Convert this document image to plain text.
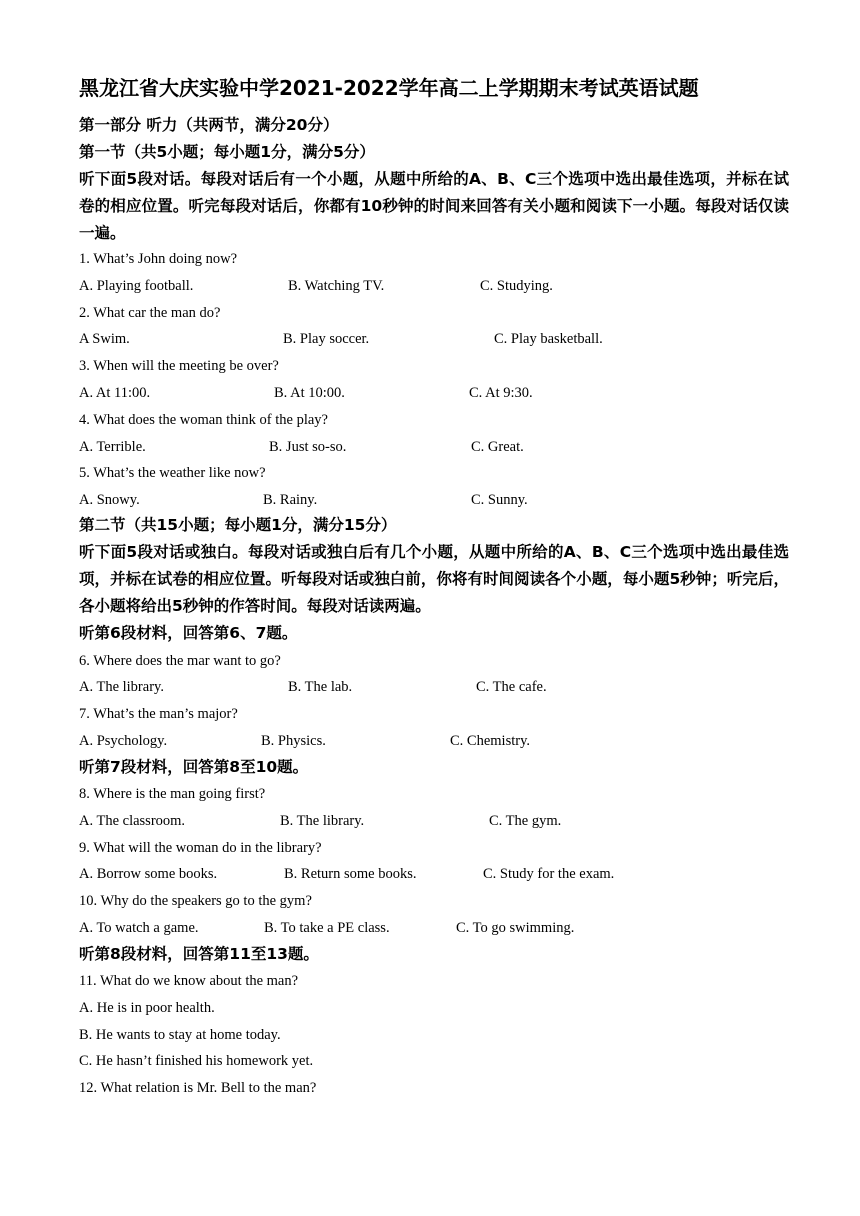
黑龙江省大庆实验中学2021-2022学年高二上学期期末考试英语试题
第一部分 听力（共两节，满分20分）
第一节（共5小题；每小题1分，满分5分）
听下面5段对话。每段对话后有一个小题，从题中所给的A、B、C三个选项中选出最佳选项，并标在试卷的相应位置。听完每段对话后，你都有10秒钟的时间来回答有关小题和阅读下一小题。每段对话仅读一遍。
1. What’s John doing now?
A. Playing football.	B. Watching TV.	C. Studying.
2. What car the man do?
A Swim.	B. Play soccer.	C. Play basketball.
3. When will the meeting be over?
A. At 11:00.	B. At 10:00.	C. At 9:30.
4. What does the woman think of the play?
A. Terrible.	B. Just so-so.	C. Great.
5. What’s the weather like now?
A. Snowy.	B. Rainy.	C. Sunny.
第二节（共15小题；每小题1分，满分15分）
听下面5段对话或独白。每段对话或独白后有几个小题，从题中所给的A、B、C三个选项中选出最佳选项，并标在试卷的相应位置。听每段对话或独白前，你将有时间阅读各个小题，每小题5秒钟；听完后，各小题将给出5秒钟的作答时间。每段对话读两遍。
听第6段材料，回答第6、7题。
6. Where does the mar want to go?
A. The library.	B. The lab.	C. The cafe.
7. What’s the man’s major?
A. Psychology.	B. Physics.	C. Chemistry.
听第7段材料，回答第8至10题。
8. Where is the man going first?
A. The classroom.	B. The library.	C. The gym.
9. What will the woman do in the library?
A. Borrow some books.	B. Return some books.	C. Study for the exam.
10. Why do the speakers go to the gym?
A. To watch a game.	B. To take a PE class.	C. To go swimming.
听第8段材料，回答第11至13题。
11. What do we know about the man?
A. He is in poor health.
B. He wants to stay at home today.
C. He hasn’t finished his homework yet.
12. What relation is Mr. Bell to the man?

[What to work on]: Identify the lines of the entries containing the string "will". Copy each such line.

[Reply to the task]:
3. When will the meeting be over?
9. What will the woman do in the library?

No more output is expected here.